Below is a listing to write out in full, exactly as given, without its pictures.

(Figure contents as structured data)
******************************

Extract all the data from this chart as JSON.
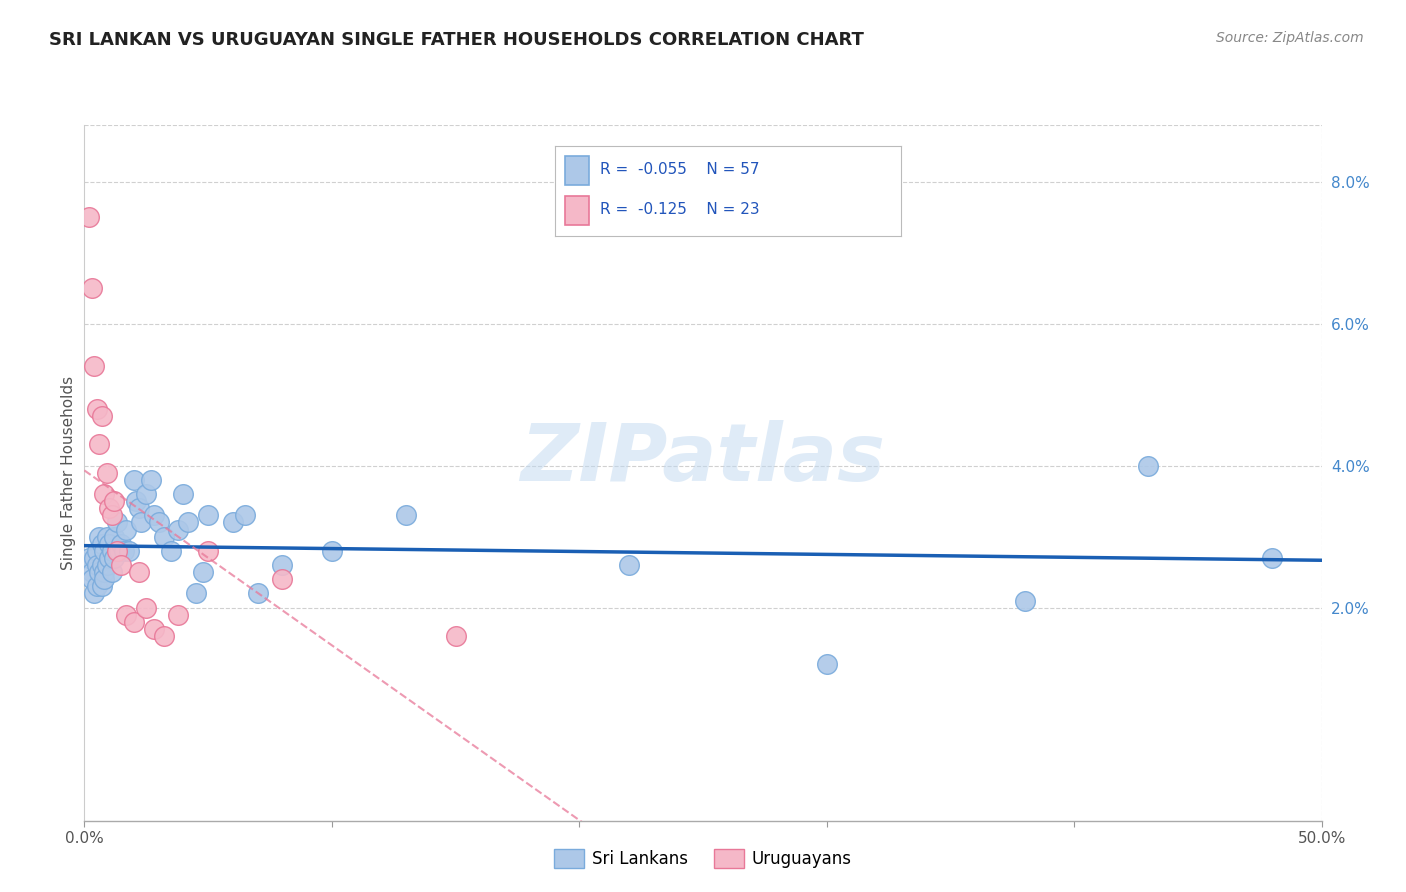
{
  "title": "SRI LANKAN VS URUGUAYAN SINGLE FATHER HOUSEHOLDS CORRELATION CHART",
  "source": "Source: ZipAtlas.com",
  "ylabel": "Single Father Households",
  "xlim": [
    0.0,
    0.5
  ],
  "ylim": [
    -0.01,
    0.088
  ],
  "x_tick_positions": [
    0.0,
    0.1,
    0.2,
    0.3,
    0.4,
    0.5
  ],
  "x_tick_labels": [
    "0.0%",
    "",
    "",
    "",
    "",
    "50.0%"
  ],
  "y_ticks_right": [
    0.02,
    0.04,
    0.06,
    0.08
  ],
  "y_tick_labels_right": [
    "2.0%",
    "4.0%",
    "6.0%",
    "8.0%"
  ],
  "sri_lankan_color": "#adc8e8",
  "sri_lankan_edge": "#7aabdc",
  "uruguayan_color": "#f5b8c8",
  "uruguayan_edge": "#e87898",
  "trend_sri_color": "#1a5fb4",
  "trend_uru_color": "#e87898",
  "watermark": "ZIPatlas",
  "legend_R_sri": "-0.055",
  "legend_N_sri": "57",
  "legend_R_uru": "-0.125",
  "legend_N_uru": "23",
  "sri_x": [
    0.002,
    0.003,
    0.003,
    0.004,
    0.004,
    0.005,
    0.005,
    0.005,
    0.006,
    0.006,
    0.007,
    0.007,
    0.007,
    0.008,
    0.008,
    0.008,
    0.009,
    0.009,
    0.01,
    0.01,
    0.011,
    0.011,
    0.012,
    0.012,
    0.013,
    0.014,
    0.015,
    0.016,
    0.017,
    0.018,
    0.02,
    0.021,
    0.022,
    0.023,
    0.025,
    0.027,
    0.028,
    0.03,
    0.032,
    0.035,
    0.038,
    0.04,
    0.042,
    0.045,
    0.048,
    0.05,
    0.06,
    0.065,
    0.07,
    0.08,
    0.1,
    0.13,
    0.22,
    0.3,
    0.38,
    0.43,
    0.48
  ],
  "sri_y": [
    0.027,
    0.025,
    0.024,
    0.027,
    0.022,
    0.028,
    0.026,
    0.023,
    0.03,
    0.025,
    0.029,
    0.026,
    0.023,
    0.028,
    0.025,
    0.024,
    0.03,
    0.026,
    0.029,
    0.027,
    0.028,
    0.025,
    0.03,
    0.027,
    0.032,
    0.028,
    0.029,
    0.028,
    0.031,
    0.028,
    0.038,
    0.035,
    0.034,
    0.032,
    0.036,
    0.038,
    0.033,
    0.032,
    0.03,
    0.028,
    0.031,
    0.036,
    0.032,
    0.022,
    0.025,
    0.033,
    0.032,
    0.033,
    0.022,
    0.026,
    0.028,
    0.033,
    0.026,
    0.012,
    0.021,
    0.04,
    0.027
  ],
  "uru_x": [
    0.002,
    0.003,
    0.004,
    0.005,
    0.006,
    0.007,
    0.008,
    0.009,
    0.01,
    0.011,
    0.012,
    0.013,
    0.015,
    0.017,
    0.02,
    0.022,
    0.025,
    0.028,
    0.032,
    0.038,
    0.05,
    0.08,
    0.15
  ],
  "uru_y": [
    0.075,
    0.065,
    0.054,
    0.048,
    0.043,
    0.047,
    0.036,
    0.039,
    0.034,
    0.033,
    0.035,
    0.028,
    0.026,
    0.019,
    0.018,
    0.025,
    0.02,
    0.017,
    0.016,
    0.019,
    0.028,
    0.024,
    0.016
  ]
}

******************************

## Task result
Extract all the data from this chart as JSON.
{
  "title": "SRI LANKAN VS URUGUAYAN SINGLE FATHER HOUSEHOLDS CORRELATION CHART",
  "source": "Source: ZipAtlas.com",
  "ylabel": "Single Father Households",
  "xlim": [
    0.0,
    0.5
  ],
  "ylim": [
    -0.01,
    0.088
  ],
  "x_tick_positions": [
    0.0,
    0.1,
    0.2,
    0.3,
    0.4,
    0.5
  ],
  "x_tick_labels": [
    "0.0%",
    "",
    "",
    "",
    "",
    "50.0%"
  ],
  "y_ticks_right": [
    0.02,
    0.04,
    0.06,
    0.08
  ],
  "y_tick_labels_right": [
    "2.0%",
    "4.0%",
    "6.0%",
    "8.0%"
  ],
  "sri_lankan_color": "#adc8e8",
  "sri_lankan_edge": "#7aabdc",
  "uruguayan_color": "#f5b8c8",
  "uruguayan_edge": "#e87898",
  "trend_sri_color": "#1a5fb4",
  "trend_uru_color": "#e87898",
  "watermark": "ZIPatlas",
  "legend_R_sri": "-0.055",
  "legend_N_sri": "57",
  "legend_R_uru": "-0.125",
  "legend_N_uru": "23",
  "sri_x": [
    0.002,
    0.003,
    0.003,
    0.004,
    0.004,
    0.005,
    0.005,
    0.005,
    0.006,
    0.006,
    0.007,
    0.007,
    0.007,
    0.008,
    0.008,
    0.008,
    0.009,
    0.009,
    0.01,
    0.01,
    0.011,
    0.011,
    0.012,
    0.012,
    0.013,
    0.014,
    0.015,
    0.016,
    0.017,
    0.018,
    0.02,
    0.021,
    0.022,
    0.023,
    0.025,
    0.027,
    0.028,
    0.03,
    0.032,
    0.035,
    0.038,
    0.04,
    0.042,
    0.045,
    0.048,
    0.05,
    0.06,
    0.065,
    0.07,
    0.08,
    0.1,
    0.13,
    0.22,
    0.3,
    0.38,
    0.43,
    0.48
  ],
  "sri_y": [
    0.027,
    0.025,
    0.024,
    0.027,
    0.022,
    0.028,
    0.026,
    0.023,
    0.03,
    0.025,
    0.029,
    0.026,
    0.023,
    0.028,
    0.025,
    0.024,
    0.03,
    0.026,
    0.029,
    0.027,
    0.028,
    0.025,
    0.03,
    0.027,
    0.032,
    0.028,
    0.029,
    0.028,
    0.031,
    0.028,
    0.038,
    0.035,
    0.034,
    0.032,
    0.036,
    0.038,
    0.033,
    0.032,
    0.03,
    0.028,
    0.031,
    0.036,
    0.032,
    0.022,
    0.025,
    0.033,
    0.032,
    0.033,
    0.022,
    0.026,
    0.028,
    0.033,
    0.026,
    0.012,
    0.021,
    0.04,
    0.027
  ],
  "uru_x": [
    0.002,
    0.003,
    0.004,
    0.005,
    0.006,
    0.007,
    0.008,
    0.009,
    0.01,
    0.011,
    0.012,
    0.013,
    0.015,
    0.017,
    0.02,
    0.022,
    0.025,
    0.028,
    0.032,
    0.038,
    0.05,
    0.08,
    0.15
  ],
  "uru_y": [
    0.075,
    0.065,
    0.054,
    0.048,
    0.043,
    0.047,
    0.036,
    0.039,
    0.034,
    0.033,
    0.035,
    0.028,
    0.026,
    0.019,
    0.018,
    0.025,
    0.02,
    0.017,
    0.016,
    0.019,
    0.028,
    0.024,
    0.016
  ]
}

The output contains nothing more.